== To do ==
List each line of the data that holds the string "DETAIL", please.

== Records for this exercise ==
────────────────
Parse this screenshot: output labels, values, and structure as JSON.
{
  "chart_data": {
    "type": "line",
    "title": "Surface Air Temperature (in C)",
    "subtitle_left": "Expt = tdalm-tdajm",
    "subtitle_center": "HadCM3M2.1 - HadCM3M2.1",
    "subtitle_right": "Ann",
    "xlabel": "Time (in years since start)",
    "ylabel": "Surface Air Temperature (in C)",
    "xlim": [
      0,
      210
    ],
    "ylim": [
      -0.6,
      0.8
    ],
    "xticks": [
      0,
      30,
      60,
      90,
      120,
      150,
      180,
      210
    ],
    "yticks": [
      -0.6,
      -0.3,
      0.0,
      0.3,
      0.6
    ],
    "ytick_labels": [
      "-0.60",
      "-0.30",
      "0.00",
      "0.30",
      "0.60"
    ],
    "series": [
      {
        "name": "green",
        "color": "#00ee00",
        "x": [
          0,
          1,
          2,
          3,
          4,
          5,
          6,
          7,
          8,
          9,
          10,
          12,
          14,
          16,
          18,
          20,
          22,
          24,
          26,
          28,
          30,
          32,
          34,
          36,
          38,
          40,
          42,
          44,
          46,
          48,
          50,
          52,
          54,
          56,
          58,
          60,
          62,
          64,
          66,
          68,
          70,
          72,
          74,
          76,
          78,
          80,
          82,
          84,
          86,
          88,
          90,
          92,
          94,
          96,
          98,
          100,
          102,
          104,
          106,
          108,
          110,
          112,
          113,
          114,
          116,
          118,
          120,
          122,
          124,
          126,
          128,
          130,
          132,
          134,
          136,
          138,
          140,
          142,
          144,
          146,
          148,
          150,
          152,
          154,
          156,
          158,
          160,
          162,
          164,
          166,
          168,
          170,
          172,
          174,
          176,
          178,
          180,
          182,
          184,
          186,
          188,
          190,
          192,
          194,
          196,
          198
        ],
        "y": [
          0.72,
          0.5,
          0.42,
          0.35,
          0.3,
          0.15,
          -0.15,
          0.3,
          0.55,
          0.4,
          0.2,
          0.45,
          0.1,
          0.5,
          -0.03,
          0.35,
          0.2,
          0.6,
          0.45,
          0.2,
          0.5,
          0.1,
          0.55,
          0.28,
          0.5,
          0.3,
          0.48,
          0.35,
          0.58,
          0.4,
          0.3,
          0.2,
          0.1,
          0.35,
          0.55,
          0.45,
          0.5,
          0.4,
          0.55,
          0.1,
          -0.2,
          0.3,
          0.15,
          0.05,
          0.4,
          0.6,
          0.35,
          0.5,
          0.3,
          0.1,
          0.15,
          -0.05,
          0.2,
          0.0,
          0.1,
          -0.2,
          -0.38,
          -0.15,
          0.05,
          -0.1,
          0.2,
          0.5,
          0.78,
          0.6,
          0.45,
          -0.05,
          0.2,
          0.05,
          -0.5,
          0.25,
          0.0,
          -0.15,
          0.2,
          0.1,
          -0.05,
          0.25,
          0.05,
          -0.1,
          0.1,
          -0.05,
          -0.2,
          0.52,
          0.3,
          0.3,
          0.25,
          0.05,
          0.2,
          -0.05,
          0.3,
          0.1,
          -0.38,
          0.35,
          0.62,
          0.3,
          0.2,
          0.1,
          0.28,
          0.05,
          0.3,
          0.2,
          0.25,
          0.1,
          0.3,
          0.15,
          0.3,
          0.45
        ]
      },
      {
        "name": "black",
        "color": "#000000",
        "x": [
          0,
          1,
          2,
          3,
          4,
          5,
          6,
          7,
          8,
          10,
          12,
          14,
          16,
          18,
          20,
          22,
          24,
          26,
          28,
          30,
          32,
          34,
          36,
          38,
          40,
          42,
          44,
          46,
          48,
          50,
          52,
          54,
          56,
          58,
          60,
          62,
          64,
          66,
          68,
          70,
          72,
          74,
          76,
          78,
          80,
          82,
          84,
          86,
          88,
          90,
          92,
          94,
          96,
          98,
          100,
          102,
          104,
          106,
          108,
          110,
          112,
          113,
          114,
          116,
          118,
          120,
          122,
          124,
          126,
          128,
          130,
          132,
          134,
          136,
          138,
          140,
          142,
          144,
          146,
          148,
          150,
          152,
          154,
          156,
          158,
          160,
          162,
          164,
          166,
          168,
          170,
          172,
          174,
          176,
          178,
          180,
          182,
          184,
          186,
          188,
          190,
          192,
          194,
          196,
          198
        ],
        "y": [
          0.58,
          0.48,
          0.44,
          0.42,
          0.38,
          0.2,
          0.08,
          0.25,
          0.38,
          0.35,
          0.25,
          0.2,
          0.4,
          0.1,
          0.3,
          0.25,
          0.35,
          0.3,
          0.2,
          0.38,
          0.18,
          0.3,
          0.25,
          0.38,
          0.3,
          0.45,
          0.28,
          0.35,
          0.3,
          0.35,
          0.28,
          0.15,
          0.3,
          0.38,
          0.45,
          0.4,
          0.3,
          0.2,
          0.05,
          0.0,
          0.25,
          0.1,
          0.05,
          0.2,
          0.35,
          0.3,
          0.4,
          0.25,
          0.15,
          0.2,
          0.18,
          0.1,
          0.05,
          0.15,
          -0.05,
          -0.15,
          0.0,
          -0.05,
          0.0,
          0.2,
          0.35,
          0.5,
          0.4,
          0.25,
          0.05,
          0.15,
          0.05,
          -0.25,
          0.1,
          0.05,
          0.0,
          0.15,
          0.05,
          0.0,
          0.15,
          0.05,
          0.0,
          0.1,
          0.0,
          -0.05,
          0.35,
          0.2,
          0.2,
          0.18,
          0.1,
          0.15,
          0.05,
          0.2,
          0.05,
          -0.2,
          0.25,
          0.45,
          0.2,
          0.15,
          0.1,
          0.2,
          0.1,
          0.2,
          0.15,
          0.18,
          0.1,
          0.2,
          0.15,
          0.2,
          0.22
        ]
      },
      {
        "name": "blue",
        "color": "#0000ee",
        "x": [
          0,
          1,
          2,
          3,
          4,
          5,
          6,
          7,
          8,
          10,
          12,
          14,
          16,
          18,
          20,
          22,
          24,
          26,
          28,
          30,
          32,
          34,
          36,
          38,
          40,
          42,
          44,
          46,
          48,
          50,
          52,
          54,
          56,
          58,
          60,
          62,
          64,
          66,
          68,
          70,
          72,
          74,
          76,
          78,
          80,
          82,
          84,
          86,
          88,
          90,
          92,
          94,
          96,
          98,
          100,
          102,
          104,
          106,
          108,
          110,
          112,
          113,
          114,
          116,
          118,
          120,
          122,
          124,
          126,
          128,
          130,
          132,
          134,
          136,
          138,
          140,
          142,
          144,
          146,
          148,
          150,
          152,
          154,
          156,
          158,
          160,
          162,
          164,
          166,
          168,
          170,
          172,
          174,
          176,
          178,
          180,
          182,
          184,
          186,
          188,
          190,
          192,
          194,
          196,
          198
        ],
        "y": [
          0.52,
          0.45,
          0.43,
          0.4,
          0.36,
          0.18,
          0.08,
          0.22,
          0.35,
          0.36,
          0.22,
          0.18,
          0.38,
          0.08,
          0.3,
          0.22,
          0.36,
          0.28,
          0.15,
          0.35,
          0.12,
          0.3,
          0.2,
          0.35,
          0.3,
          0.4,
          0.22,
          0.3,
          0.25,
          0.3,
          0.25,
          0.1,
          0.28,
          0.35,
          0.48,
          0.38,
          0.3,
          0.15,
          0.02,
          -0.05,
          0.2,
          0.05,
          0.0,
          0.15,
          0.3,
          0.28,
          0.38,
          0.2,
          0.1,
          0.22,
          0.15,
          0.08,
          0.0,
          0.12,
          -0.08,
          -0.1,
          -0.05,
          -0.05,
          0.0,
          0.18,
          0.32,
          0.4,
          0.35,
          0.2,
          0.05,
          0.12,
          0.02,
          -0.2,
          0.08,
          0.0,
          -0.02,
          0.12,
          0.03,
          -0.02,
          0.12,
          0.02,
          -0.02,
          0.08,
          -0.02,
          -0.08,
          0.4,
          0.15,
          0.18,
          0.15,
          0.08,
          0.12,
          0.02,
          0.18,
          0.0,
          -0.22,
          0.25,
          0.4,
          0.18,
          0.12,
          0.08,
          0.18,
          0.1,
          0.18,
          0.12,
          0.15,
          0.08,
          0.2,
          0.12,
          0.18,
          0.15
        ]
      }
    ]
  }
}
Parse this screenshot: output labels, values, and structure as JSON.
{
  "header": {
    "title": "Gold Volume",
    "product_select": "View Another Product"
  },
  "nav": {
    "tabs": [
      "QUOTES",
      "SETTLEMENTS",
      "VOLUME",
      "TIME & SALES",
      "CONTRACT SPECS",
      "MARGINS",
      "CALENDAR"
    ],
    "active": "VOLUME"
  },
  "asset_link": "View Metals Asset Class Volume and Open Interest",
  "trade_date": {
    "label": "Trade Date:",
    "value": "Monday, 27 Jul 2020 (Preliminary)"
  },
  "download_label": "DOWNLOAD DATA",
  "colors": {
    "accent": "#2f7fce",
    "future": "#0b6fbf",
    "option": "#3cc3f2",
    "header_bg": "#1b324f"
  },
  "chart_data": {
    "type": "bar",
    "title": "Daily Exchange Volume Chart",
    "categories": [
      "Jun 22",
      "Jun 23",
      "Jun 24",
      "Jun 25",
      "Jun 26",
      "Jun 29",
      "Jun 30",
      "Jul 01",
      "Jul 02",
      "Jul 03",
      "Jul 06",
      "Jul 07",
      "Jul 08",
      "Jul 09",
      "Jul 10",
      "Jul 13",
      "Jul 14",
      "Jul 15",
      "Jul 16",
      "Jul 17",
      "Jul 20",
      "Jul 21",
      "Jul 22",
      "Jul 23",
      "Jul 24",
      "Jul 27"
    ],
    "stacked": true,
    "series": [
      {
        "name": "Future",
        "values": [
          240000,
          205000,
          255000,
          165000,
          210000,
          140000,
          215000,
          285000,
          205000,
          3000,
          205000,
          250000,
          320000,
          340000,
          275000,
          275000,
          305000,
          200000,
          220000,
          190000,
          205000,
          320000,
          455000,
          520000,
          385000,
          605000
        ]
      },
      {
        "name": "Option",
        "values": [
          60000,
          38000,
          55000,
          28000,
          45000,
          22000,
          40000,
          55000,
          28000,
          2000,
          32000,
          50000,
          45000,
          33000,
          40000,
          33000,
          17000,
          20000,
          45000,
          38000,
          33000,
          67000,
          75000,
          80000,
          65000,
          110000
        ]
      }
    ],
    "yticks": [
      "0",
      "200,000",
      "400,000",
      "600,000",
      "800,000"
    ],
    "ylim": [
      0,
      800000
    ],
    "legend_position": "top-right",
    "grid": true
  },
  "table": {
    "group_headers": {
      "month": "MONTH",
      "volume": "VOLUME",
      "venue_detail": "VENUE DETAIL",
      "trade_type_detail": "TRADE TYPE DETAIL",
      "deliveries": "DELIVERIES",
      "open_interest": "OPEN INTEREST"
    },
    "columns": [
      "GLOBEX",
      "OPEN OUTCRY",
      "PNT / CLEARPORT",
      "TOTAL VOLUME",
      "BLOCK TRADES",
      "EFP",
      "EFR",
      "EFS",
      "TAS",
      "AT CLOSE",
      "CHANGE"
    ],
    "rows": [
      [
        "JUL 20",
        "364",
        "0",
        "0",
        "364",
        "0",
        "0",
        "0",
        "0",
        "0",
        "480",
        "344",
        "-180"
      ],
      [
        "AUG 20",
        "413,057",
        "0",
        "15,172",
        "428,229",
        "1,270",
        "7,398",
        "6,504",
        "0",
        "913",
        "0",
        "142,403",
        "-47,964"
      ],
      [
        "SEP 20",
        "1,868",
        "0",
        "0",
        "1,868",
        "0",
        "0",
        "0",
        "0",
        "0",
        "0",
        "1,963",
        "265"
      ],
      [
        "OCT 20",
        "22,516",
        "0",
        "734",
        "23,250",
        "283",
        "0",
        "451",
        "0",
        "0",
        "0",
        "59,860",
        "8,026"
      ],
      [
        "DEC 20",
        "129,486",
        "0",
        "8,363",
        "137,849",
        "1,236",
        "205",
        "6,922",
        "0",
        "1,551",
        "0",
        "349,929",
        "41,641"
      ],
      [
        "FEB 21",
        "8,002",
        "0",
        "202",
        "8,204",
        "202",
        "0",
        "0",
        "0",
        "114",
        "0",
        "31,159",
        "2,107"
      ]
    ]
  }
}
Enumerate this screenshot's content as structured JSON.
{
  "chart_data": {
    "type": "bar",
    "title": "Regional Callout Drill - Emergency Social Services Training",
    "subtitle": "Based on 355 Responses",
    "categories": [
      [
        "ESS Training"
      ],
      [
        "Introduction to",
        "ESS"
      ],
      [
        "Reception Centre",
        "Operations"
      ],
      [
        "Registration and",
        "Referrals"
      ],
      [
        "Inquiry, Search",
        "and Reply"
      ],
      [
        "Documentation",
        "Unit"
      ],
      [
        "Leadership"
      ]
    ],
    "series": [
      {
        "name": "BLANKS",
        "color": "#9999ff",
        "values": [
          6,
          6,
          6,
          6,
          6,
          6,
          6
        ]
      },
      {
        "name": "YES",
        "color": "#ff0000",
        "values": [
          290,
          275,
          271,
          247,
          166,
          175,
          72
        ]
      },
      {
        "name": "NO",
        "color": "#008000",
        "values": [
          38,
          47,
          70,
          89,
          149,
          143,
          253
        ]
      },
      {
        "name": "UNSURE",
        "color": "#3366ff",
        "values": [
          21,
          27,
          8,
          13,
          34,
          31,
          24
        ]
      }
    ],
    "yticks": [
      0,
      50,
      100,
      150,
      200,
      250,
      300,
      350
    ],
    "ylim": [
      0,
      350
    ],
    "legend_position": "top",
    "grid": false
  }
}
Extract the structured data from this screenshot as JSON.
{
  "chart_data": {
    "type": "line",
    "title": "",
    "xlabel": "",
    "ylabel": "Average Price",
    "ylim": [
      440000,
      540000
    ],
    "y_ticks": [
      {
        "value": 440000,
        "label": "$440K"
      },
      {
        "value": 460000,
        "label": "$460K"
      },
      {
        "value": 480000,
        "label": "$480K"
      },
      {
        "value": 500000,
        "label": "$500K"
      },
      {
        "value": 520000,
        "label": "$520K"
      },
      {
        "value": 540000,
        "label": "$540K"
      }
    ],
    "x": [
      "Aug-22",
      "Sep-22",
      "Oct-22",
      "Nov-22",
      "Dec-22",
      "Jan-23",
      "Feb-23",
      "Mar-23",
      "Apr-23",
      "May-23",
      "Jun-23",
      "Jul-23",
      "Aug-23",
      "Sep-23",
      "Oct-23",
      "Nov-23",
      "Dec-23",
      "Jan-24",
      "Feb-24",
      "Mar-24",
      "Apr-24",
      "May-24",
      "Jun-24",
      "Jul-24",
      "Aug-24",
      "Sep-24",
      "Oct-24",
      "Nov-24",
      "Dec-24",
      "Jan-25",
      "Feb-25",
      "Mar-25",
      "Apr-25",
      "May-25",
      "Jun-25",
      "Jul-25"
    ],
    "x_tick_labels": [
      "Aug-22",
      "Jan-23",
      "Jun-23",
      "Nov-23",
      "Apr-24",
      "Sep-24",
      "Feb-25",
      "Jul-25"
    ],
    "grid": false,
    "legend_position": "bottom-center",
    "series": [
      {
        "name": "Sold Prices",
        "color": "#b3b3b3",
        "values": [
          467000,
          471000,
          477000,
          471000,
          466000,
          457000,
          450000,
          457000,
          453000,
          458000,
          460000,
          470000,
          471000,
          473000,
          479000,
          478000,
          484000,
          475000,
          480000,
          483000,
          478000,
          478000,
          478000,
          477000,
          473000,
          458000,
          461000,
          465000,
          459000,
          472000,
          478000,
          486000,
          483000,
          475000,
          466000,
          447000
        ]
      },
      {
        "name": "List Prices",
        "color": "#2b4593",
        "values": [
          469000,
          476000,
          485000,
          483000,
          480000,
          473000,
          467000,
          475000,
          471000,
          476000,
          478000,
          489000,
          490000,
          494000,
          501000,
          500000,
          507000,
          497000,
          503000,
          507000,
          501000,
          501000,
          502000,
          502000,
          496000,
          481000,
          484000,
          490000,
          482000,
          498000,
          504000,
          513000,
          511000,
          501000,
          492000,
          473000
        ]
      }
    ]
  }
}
────────────────
== Correct response ==
      "venue_detail": "VENUE DETAIL",
      "trade_type_detail": "TRADE TYPE DETAIL",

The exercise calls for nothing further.